PAGE -
The first step is always to determine the actual meaning of the term and how it fits into the complete contract. If the contract clearly sets forth that a term is a condition or warranty, either explicitly or implicitly through its nature, purpose, and circumstances, then it is classified as such. If it is ambiguous, then in such a scenario, it is considered an intermediate term, and the consequences of breaching it will depend on the specific circumstances of the breach.

MDW Holdings Ltd v Norvill (2021)


  • The case involves a share sale transaction between MDW Holdings Limited (MDW) and the Norvill family, concerning the waste disposal company G. D. Environmental Services Limited (GDE).
  • The sellers provided warranties, including a warranty that the business had complied with all applicable laws and regulations.
  • Post-completion, MDW discovered that the previous managers of GDE had breached environmental regulations, constituting a breach of warranty and deceit.
  • Liability was established in the first instance hearing, and MDW was awarded damages for the sellers’ fraudulent breach of warranty.


The sellers appealed the calculation of damages, arguing that the judge was wrong to consider a potential loss that never materialized, namely reputational damage to GDE.

Calculation of Damages for Breach of Warranty

  • Damages for breach of warranty are typically assessed by comparing the hypothetical value of the business if the warranty were true (Warranty True) with the actual value given the false warranty (Warranty False).
  • The calculation involves assessing the EBITDA of the business, applying a multiple based on the specific case, and subtracting the net debt to determine the business’s overall value.
  • In this case, the judge reduced the multiple in the Warranty False calculation to account for the risk of reputational damage, increasing the damages awarded to MDW.

EXTRACTED MATERIAL -

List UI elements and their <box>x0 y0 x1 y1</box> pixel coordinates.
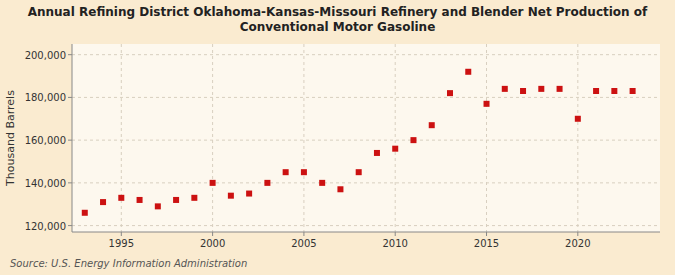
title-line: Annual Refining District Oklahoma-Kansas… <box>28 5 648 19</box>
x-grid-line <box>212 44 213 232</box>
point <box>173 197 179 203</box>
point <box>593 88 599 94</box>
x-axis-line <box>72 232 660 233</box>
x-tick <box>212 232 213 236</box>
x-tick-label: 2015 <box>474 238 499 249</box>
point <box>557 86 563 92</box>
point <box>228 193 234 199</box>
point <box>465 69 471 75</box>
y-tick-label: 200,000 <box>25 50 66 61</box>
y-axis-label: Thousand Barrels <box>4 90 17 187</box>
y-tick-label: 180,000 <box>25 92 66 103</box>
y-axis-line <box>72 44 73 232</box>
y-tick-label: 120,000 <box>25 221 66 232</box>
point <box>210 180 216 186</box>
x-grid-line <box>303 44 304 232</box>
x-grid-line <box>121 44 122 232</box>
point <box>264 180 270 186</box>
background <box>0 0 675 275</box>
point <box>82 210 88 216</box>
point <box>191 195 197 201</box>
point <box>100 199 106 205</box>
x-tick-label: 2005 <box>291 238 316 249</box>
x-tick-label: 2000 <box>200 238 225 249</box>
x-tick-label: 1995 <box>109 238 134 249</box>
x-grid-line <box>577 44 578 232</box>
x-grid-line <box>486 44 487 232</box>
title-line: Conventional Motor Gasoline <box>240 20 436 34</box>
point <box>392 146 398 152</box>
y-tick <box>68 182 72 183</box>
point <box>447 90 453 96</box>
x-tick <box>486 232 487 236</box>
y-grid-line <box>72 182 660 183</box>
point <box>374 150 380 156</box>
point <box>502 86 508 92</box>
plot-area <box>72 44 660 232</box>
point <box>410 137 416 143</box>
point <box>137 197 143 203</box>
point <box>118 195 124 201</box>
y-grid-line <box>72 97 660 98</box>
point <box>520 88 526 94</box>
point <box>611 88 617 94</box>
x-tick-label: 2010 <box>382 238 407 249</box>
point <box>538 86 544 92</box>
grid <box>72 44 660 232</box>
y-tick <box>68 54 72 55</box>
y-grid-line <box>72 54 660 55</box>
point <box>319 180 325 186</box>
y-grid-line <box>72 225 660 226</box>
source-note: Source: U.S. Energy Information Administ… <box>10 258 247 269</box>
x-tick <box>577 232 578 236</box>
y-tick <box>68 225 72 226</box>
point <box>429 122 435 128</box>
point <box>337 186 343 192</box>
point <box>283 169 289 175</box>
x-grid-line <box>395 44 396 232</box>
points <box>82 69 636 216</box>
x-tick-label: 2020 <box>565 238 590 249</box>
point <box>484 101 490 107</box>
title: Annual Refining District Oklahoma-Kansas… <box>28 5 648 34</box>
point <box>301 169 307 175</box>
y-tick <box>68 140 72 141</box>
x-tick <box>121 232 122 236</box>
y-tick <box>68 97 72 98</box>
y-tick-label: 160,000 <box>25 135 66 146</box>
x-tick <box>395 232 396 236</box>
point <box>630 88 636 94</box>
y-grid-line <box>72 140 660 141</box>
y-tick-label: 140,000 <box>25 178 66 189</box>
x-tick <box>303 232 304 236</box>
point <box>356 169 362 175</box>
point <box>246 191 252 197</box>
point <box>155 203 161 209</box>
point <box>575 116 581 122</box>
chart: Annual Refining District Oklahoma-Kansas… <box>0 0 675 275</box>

REQUIRED ACTIONS -
1 > Could you rewrite the piece on MDW Holdings Ltd v Norvill, starting with "The first step" and going on through "laws and regulations.", with "sellers" changed to "vendors"?
2 > According to the piece on MDW Holdings Ltd v Norvill, what did MDW discover after completion?
3 > In the piece on MDW Holdings Ltd v Norvill, why did the judge's handling of the multiple increase the damages awarded to MDW?

FULL ANSWERS -
1 >
The first step is always to determine the actual meaning of the term and how it fits into the complete contract. If the contract clearly sets forth that a term is a condition or warranty, either explicitly or implicitly through its nature, purpose, and circumstances, then it is classified as such. If it is ambiguous, then in such a scenario, it is considered an intermediate term, and the consequences of breaching it will depend on the specific circumstances of the breach.

MDW Holdings Ltd v Norvill (2021)


  • The case involves a share sale transaction between MDW Holdings Limited (MDW) and the Norvill family, concerning the waste disposal company G. D. Environmental Services Limited (GDE).
  • The vendors provided warranties, including a warranty that the business had complied with all applicable laws and regulations.

2 > MDW discovered that GDE's previous managers had breached environmental regulations.

3 > Damages are assessed by comparing the business's value with the warranty true against its value with the warranty false. The judge reduced the multiple in the Warranty False calculation to account for the risk of reputational damage, and that increased the damages awarded to MDW.